- Data
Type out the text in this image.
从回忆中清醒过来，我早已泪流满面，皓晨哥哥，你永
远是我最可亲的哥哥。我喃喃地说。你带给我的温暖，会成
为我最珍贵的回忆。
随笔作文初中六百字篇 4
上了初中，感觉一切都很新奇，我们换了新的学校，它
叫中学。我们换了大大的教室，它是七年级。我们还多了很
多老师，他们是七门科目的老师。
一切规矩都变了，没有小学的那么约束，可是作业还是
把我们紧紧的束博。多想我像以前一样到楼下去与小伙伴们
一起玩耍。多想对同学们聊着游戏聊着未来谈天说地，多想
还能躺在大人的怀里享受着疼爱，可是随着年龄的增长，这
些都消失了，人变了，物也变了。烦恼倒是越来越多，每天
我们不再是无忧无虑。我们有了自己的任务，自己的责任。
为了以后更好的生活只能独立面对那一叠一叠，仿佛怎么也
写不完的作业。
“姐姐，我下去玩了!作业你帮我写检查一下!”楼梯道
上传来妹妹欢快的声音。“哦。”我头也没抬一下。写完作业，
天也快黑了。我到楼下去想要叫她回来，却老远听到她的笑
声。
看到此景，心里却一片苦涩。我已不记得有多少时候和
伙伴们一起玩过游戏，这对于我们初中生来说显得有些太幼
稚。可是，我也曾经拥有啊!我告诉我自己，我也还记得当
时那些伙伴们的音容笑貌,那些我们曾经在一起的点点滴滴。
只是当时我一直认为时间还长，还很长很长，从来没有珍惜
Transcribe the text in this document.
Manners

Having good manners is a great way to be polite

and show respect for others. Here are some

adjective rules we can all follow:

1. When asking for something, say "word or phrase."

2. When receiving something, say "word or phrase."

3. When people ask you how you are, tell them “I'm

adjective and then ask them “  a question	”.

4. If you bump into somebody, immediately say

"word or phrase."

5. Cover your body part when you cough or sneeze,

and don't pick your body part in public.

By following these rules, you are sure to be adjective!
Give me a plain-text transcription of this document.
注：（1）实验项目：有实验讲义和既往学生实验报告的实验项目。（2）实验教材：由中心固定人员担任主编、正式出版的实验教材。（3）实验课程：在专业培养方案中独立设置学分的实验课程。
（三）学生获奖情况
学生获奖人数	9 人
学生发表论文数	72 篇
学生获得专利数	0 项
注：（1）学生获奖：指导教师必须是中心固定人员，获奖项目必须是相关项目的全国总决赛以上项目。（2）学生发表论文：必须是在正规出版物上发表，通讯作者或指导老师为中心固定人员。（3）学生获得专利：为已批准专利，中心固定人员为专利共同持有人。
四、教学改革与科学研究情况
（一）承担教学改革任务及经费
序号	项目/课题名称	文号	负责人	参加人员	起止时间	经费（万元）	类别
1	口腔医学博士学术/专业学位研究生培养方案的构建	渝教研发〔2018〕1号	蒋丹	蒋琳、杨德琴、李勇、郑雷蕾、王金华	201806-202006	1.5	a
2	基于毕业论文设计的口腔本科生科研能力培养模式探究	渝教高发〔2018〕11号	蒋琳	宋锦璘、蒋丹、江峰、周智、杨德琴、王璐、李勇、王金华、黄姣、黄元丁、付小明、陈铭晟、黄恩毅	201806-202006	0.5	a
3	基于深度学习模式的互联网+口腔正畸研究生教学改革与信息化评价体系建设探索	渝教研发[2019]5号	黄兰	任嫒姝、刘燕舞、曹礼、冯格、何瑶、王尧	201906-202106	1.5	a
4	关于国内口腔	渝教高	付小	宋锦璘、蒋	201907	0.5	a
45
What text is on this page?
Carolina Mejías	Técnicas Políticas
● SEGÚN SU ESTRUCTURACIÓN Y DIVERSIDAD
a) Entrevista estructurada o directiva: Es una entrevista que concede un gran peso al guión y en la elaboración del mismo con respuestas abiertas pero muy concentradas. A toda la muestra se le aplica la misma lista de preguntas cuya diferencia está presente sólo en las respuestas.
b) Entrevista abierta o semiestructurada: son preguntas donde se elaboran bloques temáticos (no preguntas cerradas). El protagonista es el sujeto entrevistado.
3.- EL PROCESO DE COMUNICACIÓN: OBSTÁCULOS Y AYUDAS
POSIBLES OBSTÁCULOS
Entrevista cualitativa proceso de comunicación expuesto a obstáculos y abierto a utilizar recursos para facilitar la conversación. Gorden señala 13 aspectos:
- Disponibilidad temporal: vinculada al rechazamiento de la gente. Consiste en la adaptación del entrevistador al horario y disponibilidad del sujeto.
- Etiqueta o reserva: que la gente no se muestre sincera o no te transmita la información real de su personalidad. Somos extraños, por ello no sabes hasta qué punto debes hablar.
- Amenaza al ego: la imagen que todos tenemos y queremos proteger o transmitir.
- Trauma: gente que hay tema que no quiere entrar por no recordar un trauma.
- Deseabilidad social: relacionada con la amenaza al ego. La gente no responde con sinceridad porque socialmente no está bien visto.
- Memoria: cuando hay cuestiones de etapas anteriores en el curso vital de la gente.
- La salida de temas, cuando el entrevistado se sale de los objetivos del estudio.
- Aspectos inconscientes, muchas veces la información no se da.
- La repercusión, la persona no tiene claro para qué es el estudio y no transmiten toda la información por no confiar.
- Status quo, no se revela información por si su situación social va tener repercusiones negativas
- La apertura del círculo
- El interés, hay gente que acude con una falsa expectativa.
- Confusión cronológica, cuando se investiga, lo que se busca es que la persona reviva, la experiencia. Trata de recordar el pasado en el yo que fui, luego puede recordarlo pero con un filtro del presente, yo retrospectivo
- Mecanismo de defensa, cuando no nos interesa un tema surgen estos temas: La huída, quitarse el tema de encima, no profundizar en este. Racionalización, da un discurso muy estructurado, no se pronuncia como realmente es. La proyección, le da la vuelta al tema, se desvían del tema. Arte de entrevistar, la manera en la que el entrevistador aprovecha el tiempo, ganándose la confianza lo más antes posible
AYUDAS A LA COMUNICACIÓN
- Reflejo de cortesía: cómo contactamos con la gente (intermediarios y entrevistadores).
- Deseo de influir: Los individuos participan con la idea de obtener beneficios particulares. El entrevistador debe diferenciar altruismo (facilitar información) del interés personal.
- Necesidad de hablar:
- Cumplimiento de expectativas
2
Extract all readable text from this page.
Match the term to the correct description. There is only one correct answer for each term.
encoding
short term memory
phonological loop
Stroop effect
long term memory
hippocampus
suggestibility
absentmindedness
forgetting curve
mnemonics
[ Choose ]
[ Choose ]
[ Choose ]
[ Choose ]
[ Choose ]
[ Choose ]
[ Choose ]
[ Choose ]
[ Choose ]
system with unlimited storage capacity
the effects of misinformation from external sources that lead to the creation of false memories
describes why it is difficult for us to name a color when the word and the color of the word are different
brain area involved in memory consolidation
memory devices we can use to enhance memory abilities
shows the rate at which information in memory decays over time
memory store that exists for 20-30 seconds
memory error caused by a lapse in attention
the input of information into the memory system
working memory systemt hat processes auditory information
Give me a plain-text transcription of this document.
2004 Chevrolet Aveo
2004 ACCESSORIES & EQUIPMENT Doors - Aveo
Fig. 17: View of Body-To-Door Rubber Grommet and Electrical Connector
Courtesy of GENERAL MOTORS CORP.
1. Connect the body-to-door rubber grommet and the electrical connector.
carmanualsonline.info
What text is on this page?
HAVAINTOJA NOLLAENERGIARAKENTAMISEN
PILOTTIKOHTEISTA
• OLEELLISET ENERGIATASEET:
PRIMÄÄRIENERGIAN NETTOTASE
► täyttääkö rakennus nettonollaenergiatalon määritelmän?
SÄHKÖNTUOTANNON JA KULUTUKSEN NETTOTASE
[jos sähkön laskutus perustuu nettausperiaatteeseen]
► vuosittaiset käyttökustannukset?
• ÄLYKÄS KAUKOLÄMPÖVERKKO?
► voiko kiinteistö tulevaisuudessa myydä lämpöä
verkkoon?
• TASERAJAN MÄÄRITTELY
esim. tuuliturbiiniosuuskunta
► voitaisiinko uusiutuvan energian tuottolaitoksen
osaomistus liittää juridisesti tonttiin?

- What the exercise asks
Within the data above, pick out all lines holding the word "phrase".

- Correct result
1. When asking for something, say "word or phrase."
2. When receiving something, say "word or phrase."
"word or phrase."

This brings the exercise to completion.